§ **Exercise requirements**: Retype the records that come next, word for word.

Stored dataset items
++++++++++

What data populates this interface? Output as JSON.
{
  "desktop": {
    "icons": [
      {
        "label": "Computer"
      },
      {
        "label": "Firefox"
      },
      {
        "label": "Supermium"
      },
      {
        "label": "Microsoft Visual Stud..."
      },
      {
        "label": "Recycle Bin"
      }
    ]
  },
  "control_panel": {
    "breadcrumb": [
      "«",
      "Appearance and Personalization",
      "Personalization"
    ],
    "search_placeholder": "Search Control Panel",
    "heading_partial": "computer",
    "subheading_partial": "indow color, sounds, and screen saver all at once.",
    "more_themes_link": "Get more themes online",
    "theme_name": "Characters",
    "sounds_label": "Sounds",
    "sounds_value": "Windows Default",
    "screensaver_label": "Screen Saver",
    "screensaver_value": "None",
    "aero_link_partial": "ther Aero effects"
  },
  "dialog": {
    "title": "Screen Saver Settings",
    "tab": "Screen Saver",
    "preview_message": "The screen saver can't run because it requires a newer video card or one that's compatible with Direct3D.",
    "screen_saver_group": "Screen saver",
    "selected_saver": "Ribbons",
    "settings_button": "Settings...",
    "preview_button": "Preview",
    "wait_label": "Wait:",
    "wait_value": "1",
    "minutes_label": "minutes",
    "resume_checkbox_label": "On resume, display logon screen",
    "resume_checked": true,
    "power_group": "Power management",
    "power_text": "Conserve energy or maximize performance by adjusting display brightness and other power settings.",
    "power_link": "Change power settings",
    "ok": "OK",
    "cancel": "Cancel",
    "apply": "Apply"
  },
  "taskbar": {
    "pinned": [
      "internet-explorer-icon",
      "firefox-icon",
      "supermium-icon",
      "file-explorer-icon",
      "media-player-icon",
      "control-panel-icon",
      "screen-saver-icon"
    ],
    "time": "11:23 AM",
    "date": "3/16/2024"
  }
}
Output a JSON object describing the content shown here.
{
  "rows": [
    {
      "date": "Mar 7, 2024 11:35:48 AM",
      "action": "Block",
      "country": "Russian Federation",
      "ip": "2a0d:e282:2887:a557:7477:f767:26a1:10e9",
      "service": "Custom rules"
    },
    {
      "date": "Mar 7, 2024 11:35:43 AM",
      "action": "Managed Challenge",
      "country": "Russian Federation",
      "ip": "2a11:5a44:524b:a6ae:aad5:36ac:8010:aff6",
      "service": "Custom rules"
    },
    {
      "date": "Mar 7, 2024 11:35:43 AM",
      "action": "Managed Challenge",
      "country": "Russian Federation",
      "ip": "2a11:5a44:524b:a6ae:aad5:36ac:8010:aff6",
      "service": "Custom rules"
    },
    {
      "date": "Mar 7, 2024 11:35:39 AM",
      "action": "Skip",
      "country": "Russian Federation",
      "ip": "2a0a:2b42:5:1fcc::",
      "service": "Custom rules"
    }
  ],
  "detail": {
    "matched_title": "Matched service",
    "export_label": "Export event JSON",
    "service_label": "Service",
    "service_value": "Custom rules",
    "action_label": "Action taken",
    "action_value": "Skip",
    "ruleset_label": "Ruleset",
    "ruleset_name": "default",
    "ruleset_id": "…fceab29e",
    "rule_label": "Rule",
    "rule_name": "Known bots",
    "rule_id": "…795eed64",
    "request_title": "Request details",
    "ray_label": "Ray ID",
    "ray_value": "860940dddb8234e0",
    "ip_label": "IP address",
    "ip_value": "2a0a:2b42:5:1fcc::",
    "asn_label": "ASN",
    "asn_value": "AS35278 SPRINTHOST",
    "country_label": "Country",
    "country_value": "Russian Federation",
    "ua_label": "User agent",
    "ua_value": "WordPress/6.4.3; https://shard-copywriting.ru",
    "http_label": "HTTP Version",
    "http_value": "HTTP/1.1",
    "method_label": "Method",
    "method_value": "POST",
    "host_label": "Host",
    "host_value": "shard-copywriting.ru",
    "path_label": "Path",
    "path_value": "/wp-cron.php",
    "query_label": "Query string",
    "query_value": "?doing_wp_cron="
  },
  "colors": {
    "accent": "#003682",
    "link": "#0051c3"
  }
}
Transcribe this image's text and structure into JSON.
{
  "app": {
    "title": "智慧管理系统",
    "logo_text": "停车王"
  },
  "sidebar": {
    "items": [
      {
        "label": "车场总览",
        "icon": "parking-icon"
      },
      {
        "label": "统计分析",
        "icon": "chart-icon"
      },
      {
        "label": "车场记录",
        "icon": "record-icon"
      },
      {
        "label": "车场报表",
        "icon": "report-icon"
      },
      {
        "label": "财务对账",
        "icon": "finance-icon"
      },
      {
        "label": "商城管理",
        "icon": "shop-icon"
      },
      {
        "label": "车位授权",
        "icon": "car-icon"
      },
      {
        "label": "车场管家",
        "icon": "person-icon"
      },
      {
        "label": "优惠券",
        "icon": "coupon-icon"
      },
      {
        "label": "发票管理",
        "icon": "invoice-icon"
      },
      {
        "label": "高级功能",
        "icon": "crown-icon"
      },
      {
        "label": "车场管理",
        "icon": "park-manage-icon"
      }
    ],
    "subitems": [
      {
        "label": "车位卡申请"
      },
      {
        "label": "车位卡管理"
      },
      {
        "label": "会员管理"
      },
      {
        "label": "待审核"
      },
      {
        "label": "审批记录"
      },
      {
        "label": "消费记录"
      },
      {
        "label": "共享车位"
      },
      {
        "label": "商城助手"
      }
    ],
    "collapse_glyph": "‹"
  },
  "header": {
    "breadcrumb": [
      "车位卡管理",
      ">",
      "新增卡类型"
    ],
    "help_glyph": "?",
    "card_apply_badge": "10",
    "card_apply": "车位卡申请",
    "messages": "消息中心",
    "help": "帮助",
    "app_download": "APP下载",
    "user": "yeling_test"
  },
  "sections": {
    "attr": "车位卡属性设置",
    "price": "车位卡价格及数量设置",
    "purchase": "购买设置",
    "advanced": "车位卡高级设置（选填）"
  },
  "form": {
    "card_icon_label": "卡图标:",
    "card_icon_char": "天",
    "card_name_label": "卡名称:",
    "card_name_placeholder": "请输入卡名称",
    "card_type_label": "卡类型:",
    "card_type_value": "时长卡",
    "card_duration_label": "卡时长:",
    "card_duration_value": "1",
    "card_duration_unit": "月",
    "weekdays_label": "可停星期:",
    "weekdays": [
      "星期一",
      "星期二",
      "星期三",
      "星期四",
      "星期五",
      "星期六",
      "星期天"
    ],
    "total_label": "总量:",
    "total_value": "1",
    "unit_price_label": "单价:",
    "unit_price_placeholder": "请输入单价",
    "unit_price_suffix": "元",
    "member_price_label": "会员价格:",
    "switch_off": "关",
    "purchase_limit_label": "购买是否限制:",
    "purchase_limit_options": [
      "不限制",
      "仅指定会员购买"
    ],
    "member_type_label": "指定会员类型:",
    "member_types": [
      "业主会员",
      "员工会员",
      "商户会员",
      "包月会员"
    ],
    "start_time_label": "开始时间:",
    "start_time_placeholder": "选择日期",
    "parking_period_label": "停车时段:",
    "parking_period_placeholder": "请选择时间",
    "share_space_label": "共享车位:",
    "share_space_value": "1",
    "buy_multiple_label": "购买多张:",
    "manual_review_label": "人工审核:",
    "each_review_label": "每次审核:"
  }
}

++++++++++

§ **Exercise response**:
What data populates this interface? Output as JSON.
{
  "desktop": {
    "icons": [
      {
        "label": "Computer"
      },
      {
        "label": "Firefox"
      },
      {
        "label": "Supermium"
      },
      {
        "label": "Microsoft Visual Stud..."
      },
      {
        "label": "Recycle Bin"
      }
    ]
  },
  "control_panel": {
    "breadcrumb": [
      "«",
      "Appearance and Personalization",
      "Personalization"
    ],
    "search_placeholder": "Search Control Panel",
    "heading_partial": "computer",
    "subheading_partial": "indow color, sounds, and screen saver all at once.",
    "more_themes_link": "Get more themes online",
    "theme_name": "Characters",
    "sounds_label": "Sounds",
    "sounds_value": "Windows Default",
    "screensaver_label": "Screen Saver",
    "screensaver_value": "None",
    "aero_link_partial": "ther Aero effects"
  },
  "dialog": {
    "title": "Screen Saver Settings",
    "tab": "Screen Saver",
    "preview_message": "The screen saver can't run because it requires a newer video card or one that's compatible with Direct3D.",
    "screen_saver_group": "Screen saver",
    "selected_saver": "Ribbons",
    "settings_button": "Settings...",
    "preview_button": "Preview",
    "wait_label": "Wait:",
    "wait_value": "1",
    "minutes_label": "minutes",
    "resume_checkbox_label": "On resume, display logon screen",
    "resume_checked": true,
    "power_group": "Power management",
    "power_text": "Conserve energy or maximize performance by adjusting display brightness and other power settings.",
    "power_link": "Change power settings",
    "ok": "OK",
    "cancel": "Cancel",
    "apply": "Apply"
  },
  "taskbar": {
    "pinned": [
      "internet-explorer-icon",
      "firefox-icon",
      "supermium-icon",
      "file-explorer-icon",
      "media-player-icon",
      "control-panel-icon",
      "screen-saver-icon"
    ],
    "time": "11:23 AM",
    "date": "3/16/2024"
  }
}
Output a JSON object describing the content shown here.
{
  "rows": [
    {
      "date": "Mar 7, 2024 11:35:48 AM",
      "action": "Block",
      "country": "Russian Federation",
      "ip": "2a0d:e282:2887:a557:7477:f767:26a1:10e9",
      "service": "Custom rules"
    },
    {
      "date": "Mar 7, 2024 11:35:43 AM",
      "action": "Managed Challenge",
      "country": "Russian Federation",
      "ip": "2a11:5a44:524b:a6ae:aad5:36ac:8010:aff6",
      "service": "Custom rules"
    },
    {
      "date": "Mar 7, 2024 11:35:43 AM",
      "action": "Managed Challenge",
      "country": "Russian Federation",
      "ip": "2a11:5a44:524b:a6ae:aad5:36ac:8010:aff6",
      "service": "Custom rules"
    },
    {
      "date": "Mar 7, 2024 11:35:39 AM",
      "action": "Skip",
      "country": "Russian Federation",
      "ip": "2a0a:2b42:5:1fcc::",
      "service": "Custom rules"
    }
  ],
  "detail": {
    "matched_title": "Matched service",
    "export_label": "Export event JSON",
    "service_label": "Service",
    "service_value": "Custom rules",
    "action_label": "Action taken",
    "action_value": "Skip",
    "ruleset_label": "Ruleset",
    "ruleset_name": "default",
    "ruleset_id": "…fceab29e",
    "rule_label": "Rule",
    "rule_name": "Known bots",
    "rule_id": "…795eed64",
    "request_title": "Request details",
    "ray_label": "Ray ID",
    "ray_value": "860940dddb8234e0",
    "ip_label": "IP address",
    "ip_value": "2a0a:2b42:5:1fcc::",
    "asn_label": "ASN",
    "asn_value": "AS35278 SPRINTHOST",
    "country_label": "Country",
    "country_value": "Russian Federation",
    "ua_label": "User agent",
    "ua_value": "WordPress/6.4.3; https://shard-copywriting.ru",
    "http_label": "HTTP Version",
    "http_value": "HTTP/1.1",
    "method_label": "Method",
    "method_value": "POST",
    "host_label": "Host",
    "host_value": "shard-copywriting.ru",
    "path_label": "Path",
    "path_value": "/wp-cron.php",
    "query_label": "Query string",
    "query_value": "?doing_wp_cron="
  },
  "colors": {
    "accent": "#003682",
    "link": "#0051c3"
  }
}
Transcribe this image's text and structure into JSON.
{
  "app": {
    "title": "智慧管理系统",
    "logo_text": "停车王"
  },
  "sidebar": {
    "items": [
      {
        "label": "车场总览",
        "icon": "parking-icon"
      },
      {
        "label": "统计分析",
        "icon": "chart-icon"
      },
      {
        "label": "车场记录",
        "icon": "record-icon"
      },
      {
        "label": "车场报表",
        "icon": "report-icon"
      },
      {
        "label": "财务对账",
        "icon": "finance-icon"
      },
      {
        "label": "商城管理",
        "icon": "shop-icon"
      },
      {
        "label": "车位授权",
        "icon": "car-icon"
      },
      {
        "label": "车场管家",
        "icon": "person-icon"
      },
      {
        "label": "优惠券",
        "icon": "coupon-icon"
      },
      {
        "label": "发票管理",
        "icon": "invoice-icon"
      },
      {
        "label": "高级功能",
        "icon": "crown-icon"
      },
      {
        "label": "车场管理",
        "icon": "park-manage-icon"
      }
    ],
    "subitems": [
      {
        "label": "车位卡申请"
      },
      {
        "label": "车位卡管理"
      },
      {
        "label": "会员管理"
      },
      {
        "label": "待审核"
      },
      {
        "label": "审批记录"
      },
      {
        "label": "消费记录"
      },
      {
        "label": "共享车位"
      },
      {
        "label": "商城助手"
      }
    ],
    "collapse_glyph": "‹"
  },
  "header": {
    "breadcrumb": [
      "车位卡管理",
      ">",
      "新增卡类型"
    ],
    "help_glyph": "?",
    "card_apply_badge": "10",
    "card_apply": "车位卡申请",
    "messages": "消息中心",
    "help": "帮助",
    "app_download": "APP下载",
    "user": "yeling_test"
  },
  "sections": {
    "attr": "车位卡属性设置",
    "price": "车位卡价格及数量设置",
    "purchase": "购买设置",
    "advanced": "车位卡高级设置（选填）"
  },
  "form": {
    "card_icon_label": "卡图标:",
    "card_icon_char": "天",
    "card_name_label": "卡名称:",
    "card_name_placeholder": "请输入卡名称",
    "card_type_label": "卡类型:",
    "card_type_value": "时长卡",
    "card_duration_label": "卡时长:",
    "card_duration_value": "1",
    "card_duration_unit": "月",
    "weekdays_label": "可停星期:",
    "weekdays": [
      "星期一",
      "星期二",
      "星期三",
      "星期四",
      "星期五",
      "星期六",
      "星期天"
    ],
    "total_label": "总量:",
    "total_value": "1",
    "unit_price_label": "单价:",
    "unit_price_placeholder": "请输入单价",
    "unit_price_suffix": "元",
    "member_price_label": "会员价格:",
    "switch_off": "关",
    "purchase_limit_label": "购买是否限制:",
    "purchase_limit_options": [
      "不限制",
      "仅指定会员购买"
    ],
    "member_type_label": "指定会员类型:",
    "member_types": [
      "业主会员",
      "员工会员",
      "商户会员",
      "包月会员"
    ],
    "start_time_label": "开始时间:",
    "start_time_placeholder": "选择日期",
    "parking_period_label": "停车时段:",
    "parking_period_placeholder": "请选择时间",
    "share_space_label": "共享车位:",
    "share_space_value": "1",
    "buy_multiple_label": "购买多张:",
    "manual_review_label": "人工审核:",
    "each_review_label": "每次审核:"
  }
}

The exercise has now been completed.